Exercise description:
Seek out every line containing the word "background", and copy each.
---*---
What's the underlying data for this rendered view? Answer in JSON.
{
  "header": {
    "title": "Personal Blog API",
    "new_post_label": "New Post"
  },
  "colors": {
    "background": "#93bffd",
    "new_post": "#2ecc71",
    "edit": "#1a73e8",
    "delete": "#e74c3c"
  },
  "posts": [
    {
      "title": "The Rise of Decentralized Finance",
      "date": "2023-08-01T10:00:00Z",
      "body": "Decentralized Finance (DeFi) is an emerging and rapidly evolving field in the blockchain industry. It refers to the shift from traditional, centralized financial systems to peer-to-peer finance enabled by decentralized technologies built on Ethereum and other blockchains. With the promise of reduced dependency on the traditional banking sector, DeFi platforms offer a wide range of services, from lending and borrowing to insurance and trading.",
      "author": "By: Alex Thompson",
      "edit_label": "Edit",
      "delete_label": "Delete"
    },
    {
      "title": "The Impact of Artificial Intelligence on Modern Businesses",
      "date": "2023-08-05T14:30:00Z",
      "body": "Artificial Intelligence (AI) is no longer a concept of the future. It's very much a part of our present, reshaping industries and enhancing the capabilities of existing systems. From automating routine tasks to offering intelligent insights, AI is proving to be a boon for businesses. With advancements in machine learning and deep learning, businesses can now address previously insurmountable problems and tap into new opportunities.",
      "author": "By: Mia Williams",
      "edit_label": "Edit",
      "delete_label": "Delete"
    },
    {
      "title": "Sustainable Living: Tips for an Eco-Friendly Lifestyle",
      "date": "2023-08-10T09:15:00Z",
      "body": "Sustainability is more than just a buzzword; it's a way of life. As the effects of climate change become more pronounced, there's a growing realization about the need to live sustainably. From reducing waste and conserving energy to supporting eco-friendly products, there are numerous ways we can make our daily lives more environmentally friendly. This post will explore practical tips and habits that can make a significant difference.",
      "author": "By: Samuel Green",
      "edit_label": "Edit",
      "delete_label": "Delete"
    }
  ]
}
---*---
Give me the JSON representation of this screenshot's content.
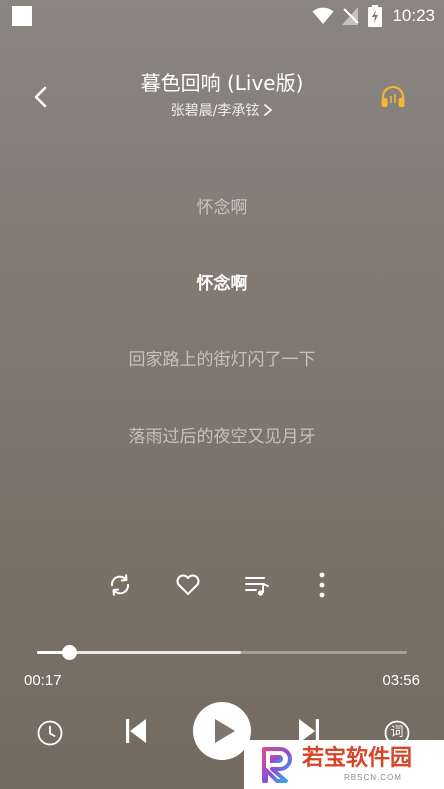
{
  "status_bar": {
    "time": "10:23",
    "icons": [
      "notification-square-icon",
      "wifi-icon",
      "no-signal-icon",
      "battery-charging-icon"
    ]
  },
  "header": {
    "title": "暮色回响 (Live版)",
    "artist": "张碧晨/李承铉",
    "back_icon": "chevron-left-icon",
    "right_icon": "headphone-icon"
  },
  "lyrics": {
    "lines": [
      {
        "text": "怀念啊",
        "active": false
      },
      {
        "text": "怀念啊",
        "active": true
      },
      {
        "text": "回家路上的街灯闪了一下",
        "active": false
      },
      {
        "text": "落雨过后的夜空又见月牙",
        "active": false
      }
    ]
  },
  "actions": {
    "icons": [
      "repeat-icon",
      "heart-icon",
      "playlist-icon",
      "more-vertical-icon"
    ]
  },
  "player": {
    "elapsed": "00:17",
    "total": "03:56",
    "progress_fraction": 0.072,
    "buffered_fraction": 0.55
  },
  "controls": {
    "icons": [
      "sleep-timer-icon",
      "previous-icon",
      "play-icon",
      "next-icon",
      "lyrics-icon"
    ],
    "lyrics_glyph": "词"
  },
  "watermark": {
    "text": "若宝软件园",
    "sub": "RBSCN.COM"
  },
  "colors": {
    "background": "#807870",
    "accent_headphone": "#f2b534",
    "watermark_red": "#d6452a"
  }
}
---*---
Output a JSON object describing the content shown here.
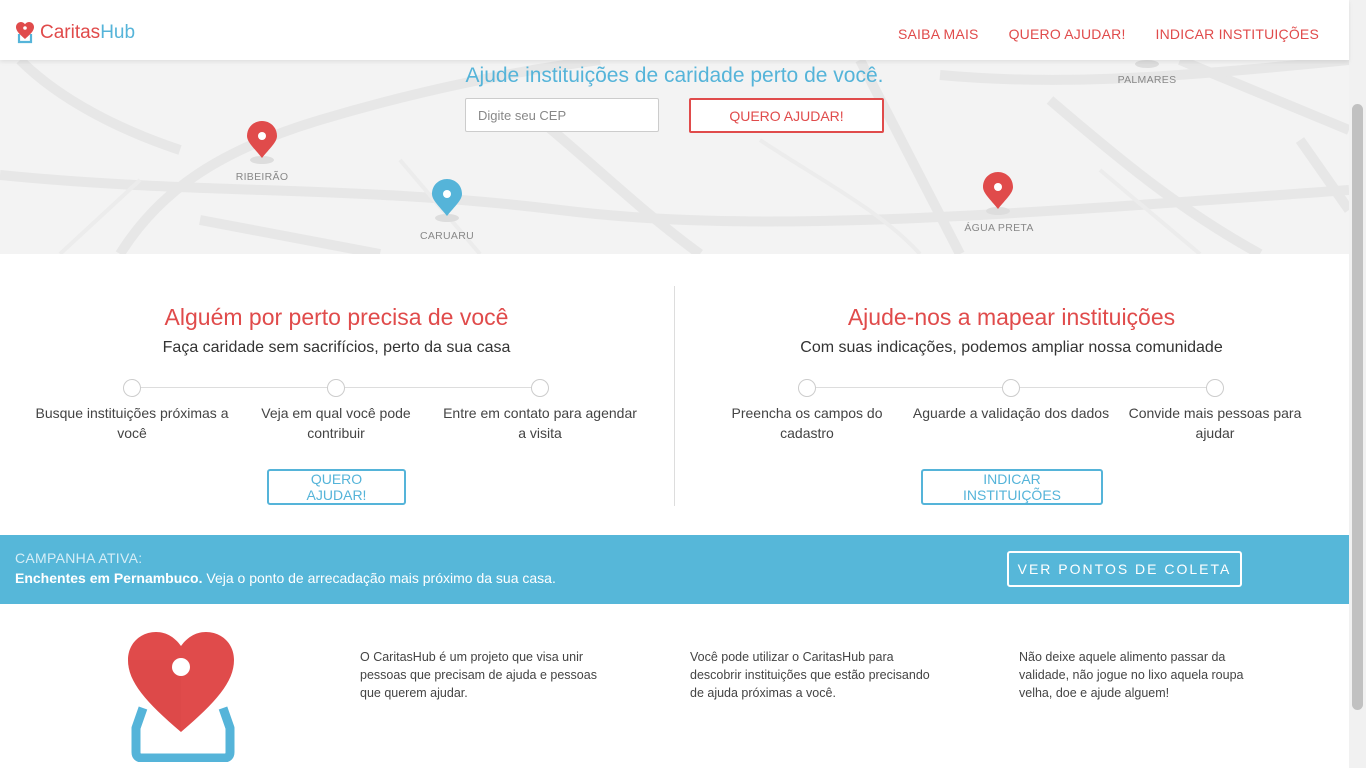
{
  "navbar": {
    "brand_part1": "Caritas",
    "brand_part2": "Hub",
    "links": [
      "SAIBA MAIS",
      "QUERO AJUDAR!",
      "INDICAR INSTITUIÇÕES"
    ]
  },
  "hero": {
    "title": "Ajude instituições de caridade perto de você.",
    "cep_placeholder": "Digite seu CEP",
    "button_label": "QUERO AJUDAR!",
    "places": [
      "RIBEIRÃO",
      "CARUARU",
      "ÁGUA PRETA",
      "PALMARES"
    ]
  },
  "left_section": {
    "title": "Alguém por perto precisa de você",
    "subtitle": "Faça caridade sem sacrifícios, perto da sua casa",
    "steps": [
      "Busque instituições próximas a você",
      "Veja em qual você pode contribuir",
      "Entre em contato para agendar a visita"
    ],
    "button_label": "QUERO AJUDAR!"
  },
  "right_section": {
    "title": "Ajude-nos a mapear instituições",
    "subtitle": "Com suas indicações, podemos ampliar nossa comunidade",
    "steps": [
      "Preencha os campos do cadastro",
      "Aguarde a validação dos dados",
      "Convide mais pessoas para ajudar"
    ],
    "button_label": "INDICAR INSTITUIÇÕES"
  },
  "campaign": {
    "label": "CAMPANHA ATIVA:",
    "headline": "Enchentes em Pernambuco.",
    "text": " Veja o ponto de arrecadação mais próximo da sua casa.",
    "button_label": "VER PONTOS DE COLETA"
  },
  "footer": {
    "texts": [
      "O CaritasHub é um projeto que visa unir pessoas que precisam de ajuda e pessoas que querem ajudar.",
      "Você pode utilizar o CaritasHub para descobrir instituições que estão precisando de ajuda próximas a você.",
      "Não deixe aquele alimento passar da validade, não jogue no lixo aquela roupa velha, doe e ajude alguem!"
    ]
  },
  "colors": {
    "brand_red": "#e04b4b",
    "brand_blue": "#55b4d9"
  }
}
---*---
Correct answer:
    "background": "#93bffd",
    "background": "#807870",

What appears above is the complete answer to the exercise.